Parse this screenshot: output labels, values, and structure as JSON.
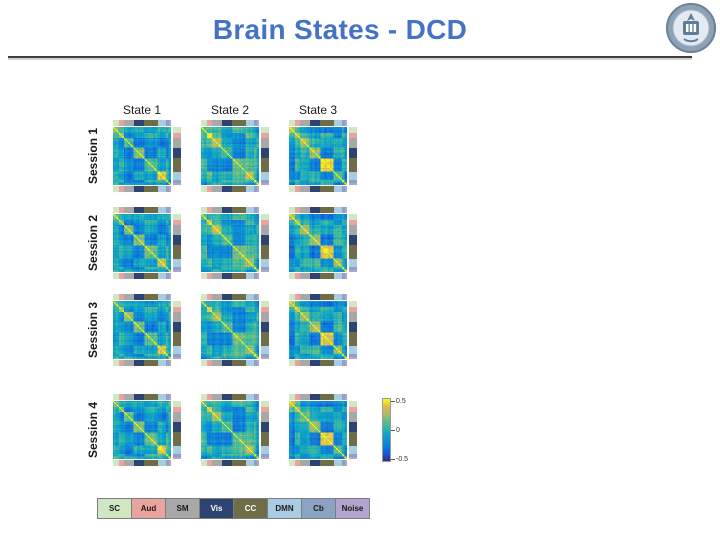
{
  "slide": {
    "title": "Brain States - DCD",
    "title_color": "#4472c4"
  },
  "figure": {
    "col_labels": [
      "State 1",
      "State 2",
      "State 3"
    ],
    "row_labels": [
      "Session 1",
      "Session 2",
      "Session 3",
      "Session 4"
    ]
  },
  "colorbar": {
    "tick_labels": [
      "0.5",
      "0",
      "-0.5"
    ]
  },
  "legend": {
    "items": [
      {
        "label": "SC",
        "color": "#cfe7c2",
        "text": "#1a1a1a"
      },
      {
        "label": "Aud",
        "color": "#e8a49e",
        "text": "#1a1a1a"
      },
      {
        "label": "SM",
        "color": "#a8a8a8",
        "text": "#1a1a1a"
      },
      {
        "label": "Vis",
        "color": "#2d4370",
        "text": "#ffffff"
      },
      {
        "label": "CC",
        "color": "#6f6d48",
        "text": "#ffffff"
      },
      {
        "label": "DMN",
        "color": "#aacbe4",
        "text": "#1a1a1a"
      },
      {
        "label": "Cb",
        "color": "#8ba3c2",
        "text": "#1a1a1a"
      },
      {
        "label": "Noise",
        "color": "#b2a4cc",
        "text": "#1a1a1a"
      }
    ]
  },
  "chart_data": {
    "type": "heatmap",
    "title": "Brain States - DCD",
    "description": "4x3 grid of functional connectivity matrices (brain region x region correlation, parula colormap, bright yellow unit diagonal, block structure by network). Columns are recurring brain states, rows are scan sessions; exact per-cell values are not legible at this scale and are reproduced stochastically with the stated block structure.",
    "rows": [
      "Session 1",
      "Session 2",
      "Session 3",
      "Session 4"
    ],
    "columns": [
      "State 1",
      "State 2",
      "State 3"
    ],
    "value_range": [
      -0.5,
      0.5
    ],
    "colorbar_ticks": [
      0.5,
      0,
      -0.5
    ],
    "legend_position": "bottom",
    "networks": [
      {
        "name": "SC",
        "size": 5,
        "color": "#cfe7c2"
      },
      {
        "name": "Aud",
        "size": 4,
        "color": "#e8a49e"
      },
      {
        "name": "SM",
        "size": 8,
        "color": "#a8a8a8"
      },
      {
        "name": "Vis",
        "size": 9,
        "color": "#2d4370"
      },
      {
        "name": "CC",
        "size": 11,
        "color": "#6f6d48"
      },
      {
        "name": "DMN",
        "size": 7,
        "color": "#aacbe4"
      },
      {
        "name": "Cb",
        "size": 2,
        "color": "#8ba3c2"
      },
      {
        "name": "Noise",
        "size": 2,
        "color": "#b2a4cc"
      }
    ]
  }
}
::::
> THE REQUEST:
Restate the data above exactly, stripping out each image.

> COMPLETED TASK:
Parse this screenshot: output labels, values, and structure as JSON.
{
  "slide": {
    "title": "Brain States - DCD",
    "title_color": "#4472c4"
  },
  "figure": {
    "col_labels": [
      "State 1",
      "State 2",
      "State 3"
    ],
    "row_labels": [
      "Session 1",
      "Session 2",
      "Session 3",
      "Session 4"
    ]
  },
  "colorbar": {
    "tick_labels": [
      "0.5",
      "0",
      "-0.5"
    ]
  },
  "legend": {
    "items": [
      {
        "label": "SC",
        "color": "#cfe7c2",
        "text": "#1a1a1a"
      },
      {
        "label": "Aud",
        "color": "#e8a49e",
        "text": "#1a1a1a"
      },
      {
        "label": "SM",
        "color": "#a8a8a8",
        "text": "#1a1a1a"
      },
      {
        "label": "Vis",
        "color": "#2d4370",
        "text": "#ffffff"
      },
      {
        "label": "CC",
        "color": "#6f6d48",
        "text": "#ffffff"
      },
      {
        "label": "DMN",
        "color": "#aacbe4",
        "text": "#1a1a1a"
      },
      {
        "label": "Cb",
        "color": "#8ba3c2",
        "text": "#1a1a1a"
      },
      {
        "label": "Noise",
        "color": "#b2a4cc",
        "text": "#1a1a1a"
      }
    ]
  },
  "chart_data": {
    "type": "heatmap",
    "title": "Brain States - DCD",
    "description": "4x3 grid of functional connectivity matrices (brain region x region correlation, parula colormap, bright yellow unit diagonal, block structure by network). Columns are recurring brain states, rows are scan sessions; exact per-cell values are not legible at this scale and are reproduced stochastically with the stated block structure.",
    "rows": [
      "Session 1",
      "Session 2",
      "Session 3",
      "Session 4"
    ],
    "columns": [
      "State 1",
      "State 2",
      "State 3"
    ],
    "value_range": [
      -0.5,
      0.5
    ],
    "colorbar_ticks": [
      0.5,
      0,
      -0.5
    ],
    "legend_position": "bottom",
    "networks": [
      {
        "name": "SC",
        "size": 5,
        "color": "#cfe7c2"
      },
      {
        "name": "Aud",
        "size": 4,
        "color": "#e8a49e"
      },
      {
        "name": "SM",
        "size": 8,
        "color": "#a8a8a8"
      },
      {
        "name": "Vis",
        "size": 9,
        "color": "#2d4370"
      },
      {
        "name": "CC",
        "size": 11,
        "color": "#6f6d48"
      },
      {
        "name": "DMN",
        "size": 7,
        "color": "#aacbe4"
      },
      {
        "name": "Cb",
        "size": 2,
        "color": "#8ba3c2"
      },
      {
        "name": "Noise",
        "size": 2,
        "color": "#b2a4cc"
      }
    ]
  }
}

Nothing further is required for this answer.